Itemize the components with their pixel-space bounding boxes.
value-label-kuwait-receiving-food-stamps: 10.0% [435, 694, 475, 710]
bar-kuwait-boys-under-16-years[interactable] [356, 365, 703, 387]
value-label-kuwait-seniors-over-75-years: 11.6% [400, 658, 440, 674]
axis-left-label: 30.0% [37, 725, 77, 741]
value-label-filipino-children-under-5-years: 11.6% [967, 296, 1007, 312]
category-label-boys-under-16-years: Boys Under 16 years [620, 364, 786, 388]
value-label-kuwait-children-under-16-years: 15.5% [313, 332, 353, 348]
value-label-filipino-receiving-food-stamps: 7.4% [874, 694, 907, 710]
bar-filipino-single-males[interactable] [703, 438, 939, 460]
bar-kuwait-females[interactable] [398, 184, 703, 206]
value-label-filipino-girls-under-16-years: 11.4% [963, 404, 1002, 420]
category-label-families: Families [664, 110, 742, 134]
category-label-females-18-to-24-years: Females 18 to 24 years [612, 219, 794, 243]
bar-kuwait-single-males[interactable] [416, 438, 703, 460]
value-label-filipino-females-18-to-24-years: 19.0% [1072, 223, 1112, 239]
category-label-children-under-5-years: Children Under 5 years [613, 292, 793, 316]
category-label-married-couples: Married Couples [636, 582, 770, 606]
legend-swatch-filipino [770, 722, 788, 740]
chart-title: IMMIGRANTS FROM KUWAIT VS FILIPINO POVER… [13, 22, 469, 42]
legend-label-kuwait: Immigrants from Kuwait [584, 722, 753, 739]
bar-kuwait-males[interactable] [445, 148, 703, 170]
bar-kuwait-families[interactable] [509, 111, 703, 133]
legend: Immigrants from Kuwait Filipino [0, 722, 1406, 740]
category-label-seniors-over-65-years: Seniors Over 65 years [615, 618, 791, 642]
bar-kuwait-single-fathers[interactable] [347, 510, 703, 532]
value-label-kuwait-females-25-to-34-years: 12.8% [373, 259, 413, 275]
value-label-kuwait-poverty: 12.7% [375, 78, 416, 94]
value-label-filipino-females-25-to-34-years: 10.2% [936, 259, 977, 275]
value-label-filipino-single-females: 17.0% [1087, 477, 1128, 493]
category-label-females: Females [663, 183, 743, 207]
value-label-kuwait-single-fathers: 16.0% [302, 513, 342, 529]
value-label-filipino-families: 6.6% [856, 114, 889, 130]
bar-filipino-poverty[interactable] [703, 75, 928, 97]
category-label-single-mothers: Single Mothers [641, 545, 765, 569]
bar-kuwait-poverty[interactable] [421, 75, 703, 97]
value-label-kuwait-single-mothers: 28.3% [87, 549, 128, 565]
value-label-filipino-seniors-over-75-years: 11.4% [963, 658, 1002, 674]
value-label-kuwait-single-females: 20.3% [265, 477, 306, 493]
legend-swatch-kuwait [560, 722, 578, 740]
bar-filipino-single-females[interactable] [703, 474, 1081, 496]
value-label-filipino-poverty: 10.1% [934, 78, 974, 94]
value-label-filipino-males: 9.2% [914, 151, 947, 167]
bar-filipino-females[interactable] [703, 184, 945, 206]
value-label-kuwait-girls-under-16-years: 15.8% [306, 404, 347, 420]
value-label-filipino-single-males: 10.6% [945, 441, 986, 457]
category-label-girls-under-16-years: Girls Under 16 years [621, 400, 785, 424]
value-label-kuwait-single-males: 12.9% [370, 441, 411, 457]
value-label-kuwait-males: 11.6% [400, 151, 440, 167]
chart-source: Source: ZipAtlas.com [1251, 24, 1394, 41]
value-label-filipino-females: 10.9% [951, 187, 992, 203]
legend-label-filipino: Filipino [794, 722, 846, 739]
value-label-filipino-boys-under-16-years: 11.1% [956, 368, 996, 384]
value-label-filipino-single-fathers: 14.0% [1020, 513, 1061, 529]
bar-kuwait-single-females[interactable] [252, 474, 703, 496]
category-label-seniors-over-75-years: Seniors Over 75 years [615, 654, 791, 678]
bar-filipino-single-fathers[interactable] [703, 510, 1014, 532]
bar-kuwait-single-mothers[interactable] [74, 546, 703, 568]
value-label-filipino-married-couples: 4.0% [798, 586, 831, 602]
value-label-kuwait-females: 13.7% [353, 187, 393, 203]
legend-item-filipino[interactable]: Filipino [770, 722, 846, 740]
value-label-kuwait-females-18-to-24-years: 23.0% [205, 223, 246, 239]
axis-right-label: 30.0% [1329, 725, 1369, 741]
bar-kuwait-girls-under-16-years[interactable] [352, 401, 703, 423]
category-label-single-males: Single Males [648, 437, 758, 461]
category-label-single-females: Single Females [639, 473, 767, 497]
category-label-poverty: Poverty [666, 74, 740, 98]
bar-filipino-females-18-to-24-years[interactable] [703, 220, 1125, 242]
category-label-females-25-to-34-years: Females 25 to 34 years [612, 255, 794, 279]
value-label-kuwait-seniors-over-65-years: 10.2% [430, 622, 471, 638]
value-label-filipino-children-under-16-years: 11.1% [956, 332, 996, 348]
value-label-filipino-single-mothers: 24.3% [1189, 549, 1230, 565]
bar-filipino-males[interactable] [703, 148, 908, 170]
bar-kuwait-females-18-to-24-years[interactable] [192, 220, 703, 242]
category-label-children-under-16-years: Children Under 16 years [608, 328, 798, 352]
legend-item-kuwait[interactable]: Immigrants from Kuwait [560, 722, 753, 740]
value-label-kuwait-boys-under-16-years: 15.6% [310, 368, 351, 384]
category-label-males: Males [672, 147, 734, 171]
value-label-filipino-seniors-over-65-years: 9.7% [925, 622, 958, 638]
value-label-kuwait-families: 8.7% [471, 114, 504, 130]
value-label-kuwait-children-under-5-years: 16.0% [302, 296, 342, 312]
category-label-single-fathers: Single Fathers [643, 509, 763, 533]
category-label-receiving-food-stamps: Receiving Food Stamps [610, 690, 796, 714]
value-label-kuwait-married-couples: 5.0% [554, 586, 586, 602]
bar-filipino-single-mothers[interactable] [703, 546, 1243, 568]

Prompt: Convert every line of the items above into a Markdown table with the columns "Row" and "Entry". Number the rows in order, and skip blank lines.

Solution to the exercise:
| Row | Entry |
|---|---|
| 1 | Itemize the components with their pixel-space bounding boxes. |
| 2 | value-label-kuwait-receiving-food-stamps: 10.0% [435, 694, 475, 710] |
| 3 | bar-kuwait-boys-under-16-years[interactable] [356, 365, 703, 387] |
| 4 | value-label-kuwait-seniors-over-75-years: 11.6% [400, 658, 440, 674] |
| 5 | axis-left-label: 30.0% [37, 725, 77, 741] |
| 6 | value-label-filipino-children-under-5-years: 11.6% [967, 296, 1007, 312] |
| 7 | category-label-boys-under-16-years: Boys Under 16 years [620, 364, 786, 388] |
| 8 | value-label-kuwait-children-under-16-years: 15.5% [313, 332, 353, 348] |
| 9 | value-label-filipino-receiving-food-stamps: 7.4% [874, 694, 907, 710] |
| 10 | bar-filipino-single-males[interactable] [703, 438, 939, 460] |
| 11 | bar-kuwait-females[interactable] [398, 184, 703, 206] |
| 12 | value-label-filipino-girls-under-16-years: 11.4% [963, 404, 1002, 420] |
| 13 | category-label-families: Families [664, 110, 742, 134] |
| 14 | category-label-females-18-to-24-years: Females 18 to 24 years [612, 219, 794, 243] |
| 15 | bar-kuwait-single-males[interactable] [416, 438, 703, 460] |
| 16 | value-label-filipino-females-18-to-24-years: 19.0% [1072, 223, 1112, 239] |
| 17 | category-label-children-under-5-years: Children Under 5 years [613, 292, 793, 316] |
| 18 | category-label-married-couples: Married Couples [636, 582, 770, 606] |
| 19 | legend-swatch-filipino [770, 722, 788, 740] |
| 20 | chart-title: IMMIGRANTS FROM KUWAIT VS FILIPINO POVER… [13, 22, 469, 42] |
| 21 | legend-label-kuwait: Immigrants from Kuwait [584, 722, 753, 739] |
| 22 | bar-kuwait-males[interactable] [445, 148, 703, 170] |
| 23 | bar-kuwait-families[interactable] [509, 111, 703, 133] |
| 24 | legend: Immigrants from Kuwait Filipino [0, 722, 1406, 740] |
| 25 | category-label-seniors-over-65-years: Seniors Over 65 years [615, 618, 791, 642] |
| 26 | bar-kuwait-single-fathers[interactable] [347, 510, 703, 532] |
| 27 | value-label-kuwait-females-25-to-34-years: 12.8% [373, 259, 413, 275] |
| 28 | value-label-kuwait-poverty: 12.7% [375, 78, 416, 94] |
| 29 | value-label-filipino-females-25-to-34-years: 10.2% [936, 259, 977, 275] |
| 30 | value-label-filipino-single-females: 17.0% [1087, 477, 1128, 493] |
| 31 | category-label-females: Females [663, 183, 743, 207] |
| 32 | value-label-kuwait-single-fathers: 16.0% [302, 513, 342, 529] |
| 33 | value-label-filipino-families: 6.6% [856, 114, 889, 130] |
| 34 | bar-filipino-poverty[interactable] [703, 75, 928, 97] |
| 35 | category-label-single-mothers: Single Mothers [641, 545, 765, 569] |
| 36 | bar-kuwait-poverty[interactable] [421, 75, 703, 97] |
| 37 | value-label-kuwait-single-mothers: 28.3% [87, 549, 128, 565] |
| 38 | value-label-filipino-seniors-over-75-years: 11.4% [963, 658, 1002, 674] |
| 39 | value-label-kuwait-single-females: 20.3% [265, 477, 306, 493] |
| 40 | legend-swatch-kuwait [560, 722, 578, 740] |
| 41 | bar-filipino-single-females[interactable] [703, 474, 1081, 496] |
| 42 | value-label-filipino-poverty: 10.1% [934, 78, 974, 94] |
| 43 | value-label-filipino-males: 9.2% [914, 151, 947, 167] |
| 44 | bar-filipino-females[interactable] [703, 184, 945, 206] |
| 45 | value-label-kuwait-girls-under-16-years: 15.8% [306, 404, 347, 420] |
| 46 | value-label-filipino-single-males: 10.6% [945, 441, 986, 457] |
| 47 | category-label-girls-under-16-years: Girls Under 16 years [621, 400, 785, 424] |
| 48 | value-label-kuwait-single-males: 12.9% [370, 441, 411, 457] |
| 49 | value-label-kuwait-males: 11.6% [400, 151, 440, 167] |
| 50 | chart-source: Source: ZipAtlas.com [1251, 24, 1394, 41] |
| 51 | value-label-filipino-females: 10.9% [951, 187, 992, 203] |
| 52 | legend-label-filipino: Filipino [794, 722, 846, 739] |
| 53 | value-label-filipino-boys-under-16-years: 11.1% [956, 368, 996, 384] |
| 54 | value-label-filipino-single-fathers: 14.0% [1020, 513, 1061, 529] |
| 55 | bar-kuwait-single-females[interactable] [252, 474, 703, 496] |
| 56 | category-label-seniors-over-75-years: Seniors Over 75 years [615, 654, 791, 678] |
| 57 | bar-filipino-single-fathers[interactable] [703, 510, 1014, 532] |
| 58 | bar-kuwait-single-mothers[interactable] [74, 546, 703, 568] |
| 59 | value-label-filipino-married-couples: 4.0% [798, 586, 831, 602] |
| 60 | value-label-kuwait-females: 13.7% [353, 187, 393, 203] |
| 61 | legend-item-filipino[interactable]: Filipino [770, 722, 846, 740] |
| 62 | value-label-kuwait-females-18-to-24-years: 23.0% [205, 223, 246, 239] |
| 63 | axis-right-label: 30.0% [1329, 725, 1369, 741] |
| 64 | bar-kuwait-girls-under-16-years[interactable] [352, 401, 703, 423] |
| 65 | category-label-single-males: Single Males [648, 437, 758, 461] |
| 66 | category-label-single-females: Single Females [639, 473, 767, 497] |
| 67 | category-label-poverty: Poverty [666, 74, 740, 98] |
| 68 | bar-filipino-females-18-to-24-years[interactable] [703, 220, 1125, 242] |
| 69 | category-label-females-25-to-34-years: Females 25 to 34 years [612, 255, 794, 279] |
| 70 | value-label-kuwait-seniors-over-65-years: 10.2% [430, 622, 471, 638] |
| 71 | value-label-filipino-children-under-16-years: 11.1% [956, 332, 996, 348] |
| 72 | value-label-filipino-single-mothers: 24.3% [1189, 549, 1230, 565] |
| 73 | bar-filipino-males[interactable] [703, 148, 908, 170] |
| 74 | bar-kuwait-females-18-to-24-years[interactable] [192, 220, 703, 242] |
| 75 | category-label-children-under-16-years: Children Under 16 years [608, 328, 798, 352] |
| 76 | legend-item-kuwait[interactable]: Immigrants from Kuwait [560, 722, 753, 740] |
| 77 | value-label-kuwait-boys-under-16-years: 15.6% [310, 368, 351, 384] |
| 78 | category-label-males: Males [672, 147, 734, 171] |
| 79 | value-label-filipino-seniors-over-65-years: 9.7% [925, 622, 958, 638] |
| 80 | value-label-kuwait-families: 8.7% [471, 114, 504, 130] |
| 81 | value-label-kuwait-children-under-5-years: 16.0% [302, 296, 342, 312] |
| 82 | category-label-single-fathers: Single Fathers [643, 509, 763, 533] |
| 83 | category-label-receiving-food-stamps: Receiving Food Stamps [610, 690, 796, 714] |
| 84 | value-label-kuwait-married-couples: 5.0% [554, 586, 586, 602] |
| 85 | bar-filipino-single-mothers[interactable] [703, 546, 1243, 568] |